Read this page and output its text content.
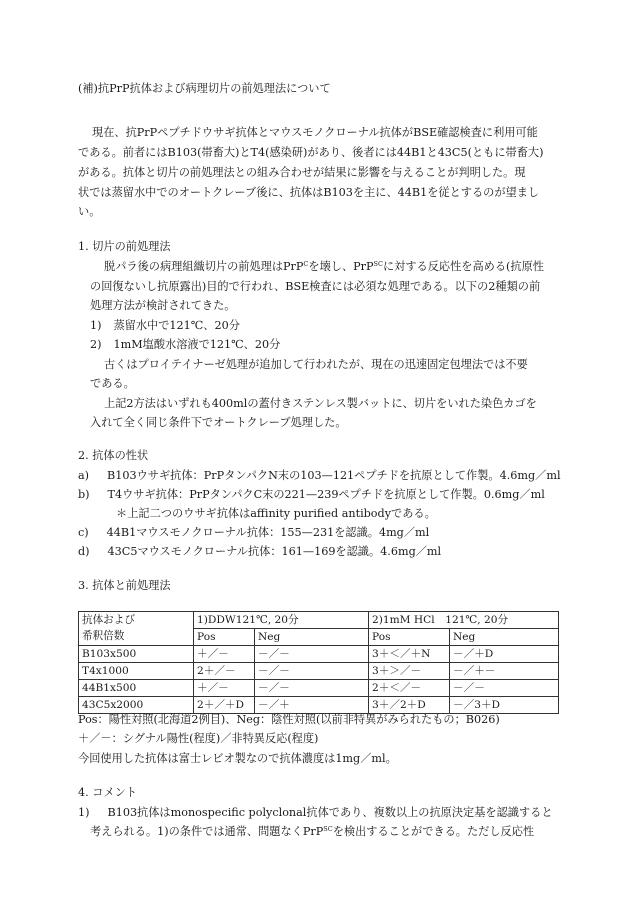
(補)抗PrP抗体および病理切片の前処理法について
現在、抗PrPペプチドウサギ抗体とマウスモノクローナル抗体がBSE確認検査に利用可能
である。前者にはB103(帯畜大)とT4(感染研)があり、後者には44B1と43C5(ともに帯畜大)
がある。抗体と切片の前処理法との組み合わせが結果に影響を与えることが判明した。現
状では蒸留水中でのオートクレーブ後に、抗体はB103を主に、44B1を従とするのが望まし
い。
1. 切片の前処理法
脱パラ後の病理組織切片の前処理はPrP$^C$を壊し、PrP$^{SC}$に対する反応性を高める(抗原性
の回復ないし抗原露出)目的で行われ、BSE検査には必須な処理である。以下の2種類の前
処理方法が検討されてきた。
1) 蒸留水中で121℃、20分
2) 1mM塩酸水溶液で121℃、20分
古くはプロイテイナーゼ処理が追加して行われたが、現在の迅速固定包埋法では不要
である。
上記2方法はいずれも400mlの蓋付きステンレス製バットに、切片をいれた染色カゴを
入れて全く同じ条件下でオートクレーブ処理した。
2. 抗体の性状
a) B103ウサギ抗体：PrPタンパクN末の103—121ペプチドを抗原として作製。4.6mg／ml
b) T4ウサギ抗体：PrPタンパクC末の221—239ペプチドを抗原として作製。0.6mg／ml
＊上記二つのウサギ抗体はaffinity purified antibodyである。
c) 44B1マウスモノクローナル抗体：155—231を認識。4mg／ml
d) 43C5マウスモノクローナル抗体：161—169を認識。4.6mg／ml
3. 抗体と前処理法
抗体および	1)DDW121℃, 20分		2)1mM HCl　121℃, 20分	
希釈倍数	Pos	Neg	Pos	Neg
B103x500	＋／－	－／－	3＋＜／＋N	－／＋D
T4x1000	2＋／－	－／－	3＋＞／－	－／＋－
44B1x500	＋／－	－／－	2＋＜／－	－／－
43C5x2000	2＋／＋D	－／＋	3＋／2＋D	－／3＋D
Pos：陽性対照(北海道2例目)、Neg：陰性対照(以前非特異がみられたもの；B026)
＋／－：シグナル陽性(程度)／非特異反応(程度)
今回使用した抗体は富士レビオ製なので抗体濃度は1mg／ml。
4. コメント
1) B103抗体はmonospecific polyclonal抗体であり、複数以上の抗原決定基を認識すると
考えられる。1)の条件では通常、問題なくPrP$^{SC}$を検出することができる。ただし反応性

> [EXERCISE]: Retype everything in the material word for word, minus pictures.

> [EXERCISE SOLUTION]:
Read this page and output its text content.
(補)抗PrP抗体および病理切片の前処理法について
現在、抗PrPペプチドウサギ抗体とマウスモノクローナル抗体がBSE確認検査に利用可能
である。前者にはB103(帯畜大)とT4(感染研)があり、後者には44B1と43C5(ともに帯畜大)
がある。抗体と切片の前処理法との組み合わせが結果に影響を与えることが判明した。現
状では蒸留水中でのオートクレーブ後に、抗体はB103を主に、44B1を従とするのが望まし
い。
1. 切片の前処理法
脱パラ後の病理組織切片の前処理はPrP$^C$を壊し、PrP$^{SC}$に対する反応性を高める(抗原性
の回復ないし抗原露出)目的で行われ、BSE検査には必須な処理である。以下の2種類の前
処理方法が検討されてきた。
1) 蒸留水中で121℃、20分
2) 1mM塩酸水溶液で121℃、20分
古くはプロイテイナーゼ処理が追加して行われたが、現在の迅速固定包埋法では不要
である。
上記2方法はいずれも400mlの蓋付きステンレス製バットに、切片をいれた染色カゴを
入れて全く同じ条件下でオートクレーブ処理した。
2. 抗体の性状
a) B103ウサギ抗体：PrPタンパクN末の103—121ペプチドを抗原として作製。4.6mg／ml
b) T4ウサギ抗体：PrPタンパクC末の221—239ペプチドを抗原として作製。0.6mg／ml
＊上記二つのウサギ抗体はaffinity purified antibodyである。
c) 44B1マウスモノクローナル抗体：155—231を認識。4mg／ml
d) 43C5マウスモノクローナル抗体：161—169を認識。4.6mg／ml
3. 抗体と前処理法
抗体および	1)DDW121℃, 20分		2)1mM HCl　121℃, 20分	
希釈倍数	Pos	Neg	Pos	Neg
B103x500	＋／－	－／－	3＋＜／＋N	－／＋D
T4x1000	2＋／－	－／－	3＋＞／－	－／＋－
44B1x500	＋／－	－／－	2＋＜／－	－／－
43C5x2000	2＋／＋D	－／＋	3＋／2＋D	－／3＋D
Pos：陽性対照(北海道2例目)、Neg：陰性対照(以前非特異がみられたもの；B026)
＋／－：シグナル陽性(程度)／非特異反応(程度)
今回使用した抗体は富士レビオ製なので抗体濃度は1mg／ml。
4. コメント
1) B103抗体はmonospecific polyclonal抗体であり、複数以上の抗原決定基を認識すると
考えられる。1)の条件では通常、問題なくPrP$^{SC}$を検出することができる。ただし反応性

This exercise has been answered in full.